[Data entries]

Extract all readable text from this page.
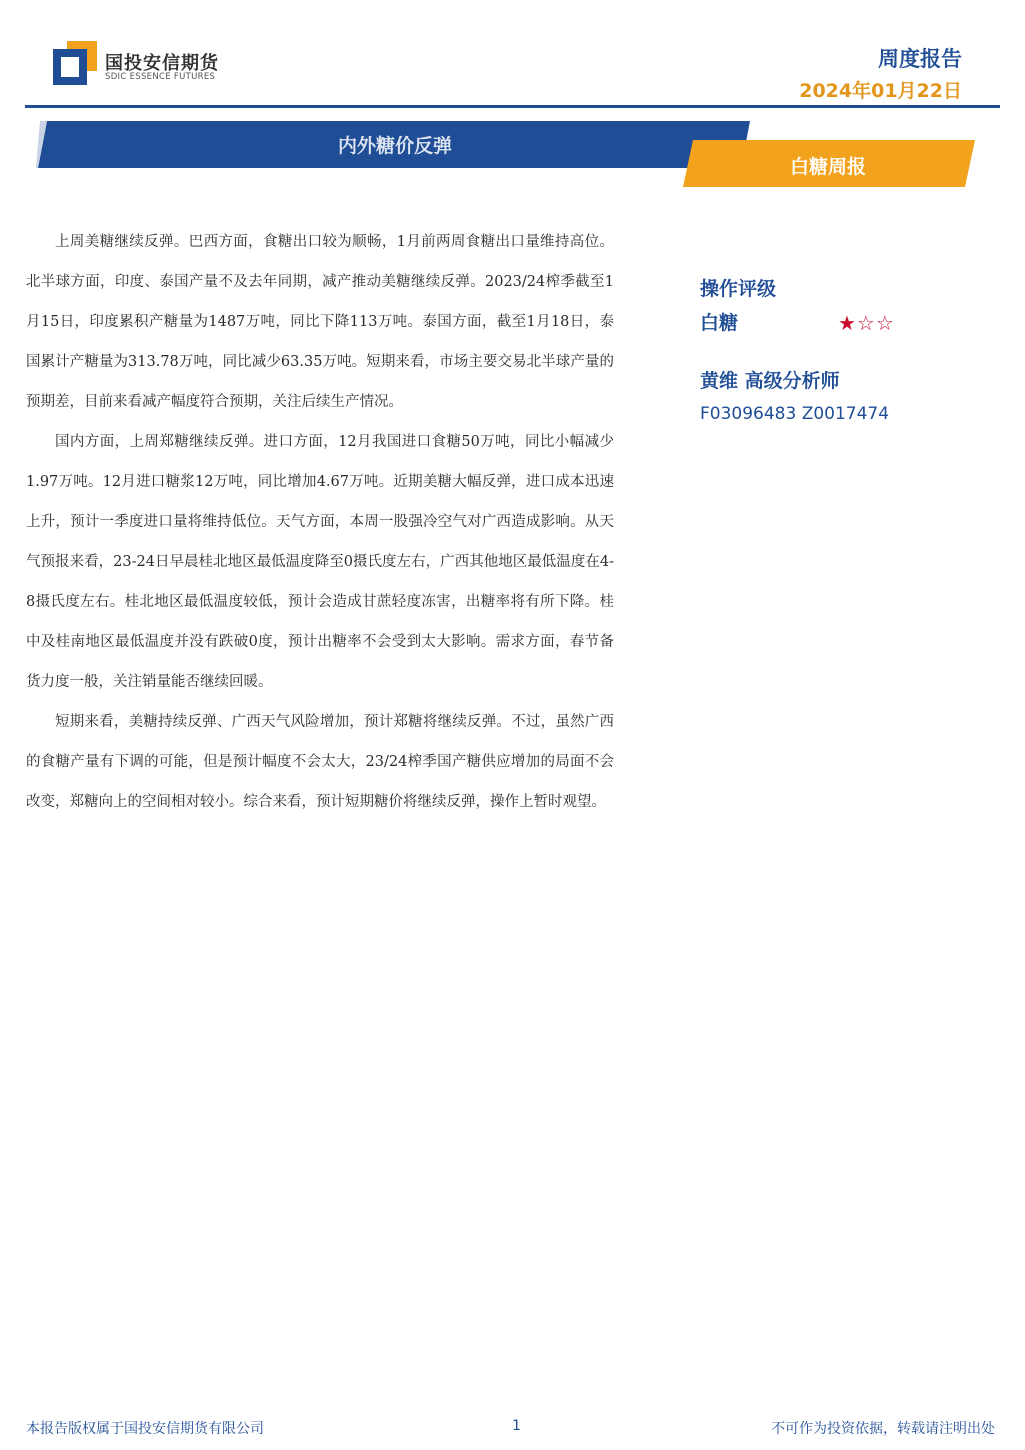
国投安信期货
SDIC ESSENCE FUTURES
周度报告
2024年01月22日
内外糖价反弹
白糖周报

上周美糖继续反弹。巴西方面，食糖出口较为顺畅，1月前两周食糖出口量维持高位。北半球方面，印度、泰国产量不及去年同期，减产推动美糖继续反弹。2023/24榨季截至1月15日，印度累积产糖量为1487万吨，同比下降113万吨。泰国方面，截至1月18日，泰国累计产糖量为313.78万吨，同比减少63.35万吨。短期来看，市场主要交易北半球产量的预期差，目前来看减产幅度符合预期，关注后续生产情况。

国内方面，上周郑糖继续反弹。进口方面，12月我国进口食糖50万吨，同比小幅减少1.97万吨。12月进口糖浆12万吨，同比增加4.67万吨。近期美糖大幅反弹，进口成本迅速上升，预计一季度进口量将维持低位。天气方面，本周一股强冷空气对广西造成影响。从天气预报来看，23-24日早晨桂北地区最低温度降至0摄氏度左右，广西其他地区最低温度在4-8摄氏度左右。桂北地区最低温度较低，预计会造成甘蔗轻度冻害，出糖率将有所下降。桂中及桂南地区最低温度并没有跌破0度，预计出糖率不会受到太大影响。需求方面，春节备货力度一般，关注销量能否继续回暖。

短期来看，美糖持续反弹、广西天气风险增加，预计郑糖将继续反弹。不过，虽然广西的食糖产量有下调的可能，但是预计幅度不会太大，23/24榨季国产糖供应增加的局面不会改变，郑糖向上的空间相对较小。综合来看，预计短期糖价将继续反弹，操作上暂时观望。

操作评级
白糖	★☆☆
黄维 高级分析师
F03096483 Z0017474
本报告版权属于国投安信期货有限公司	1	不可作为投资依据，转载请注明出处
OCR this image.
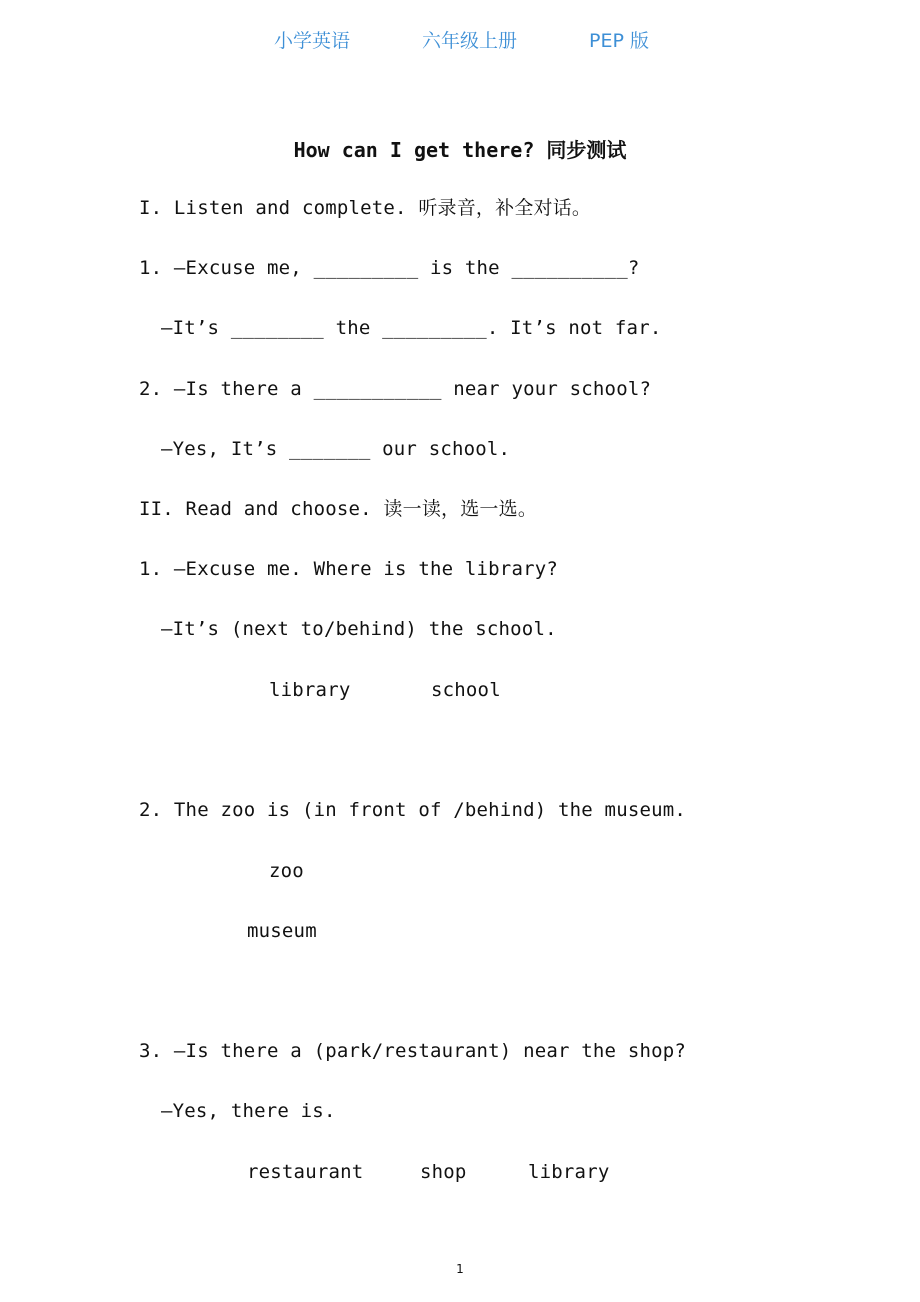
小学英语	六年级上册	PEP 版
How can I get there? 同步测试
I. Listen and complete. 听录音，补全对话。
1. —Excuse me, _________ is the __________?
—It’s ________ the _________. It’s not far.
2. —Is there a ___________ near your school?
—Yes, It’s _______ our school.
II. Read and choose. 读一读，选一选。
1. —Excuse me. Where is the library?
—It’s (next to/behind) the school.
library	school
2. The zoo is (in front of /behind) the museum.
zoo
museum
3. —Is there a (park/restaurant) near the shop?
—Yes, there is.
restaurant	shop	library
1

Given exercise:
Lines from the one that contains "OCR this image." through the last line of the data above are to be extracted exactly, with no pictures and no other lines.

Worked answer:
OCR this image.
小学英语	六年级上册	PEP 版
How can I get there? 同步测试
I. Listen and complete. 听录音，补全对话。
1. —Excuse me, _________ is the __________?
—It’s ________ the _________. It’s not far.
2. —Is there a ___________ near your school?
—Yes, It’s _______ our school.
II. Read and choose. 读一读，选一选。
1. —Excuse me. Where is the library?
—It’s (next to/behind) the school.
library	school
2. The zoo is (in front of /behind) the museum.
zoo
museum
3. —Is there a (park/restaurant) near the shop?
—Yes, there is.
restaurant	shop	library
1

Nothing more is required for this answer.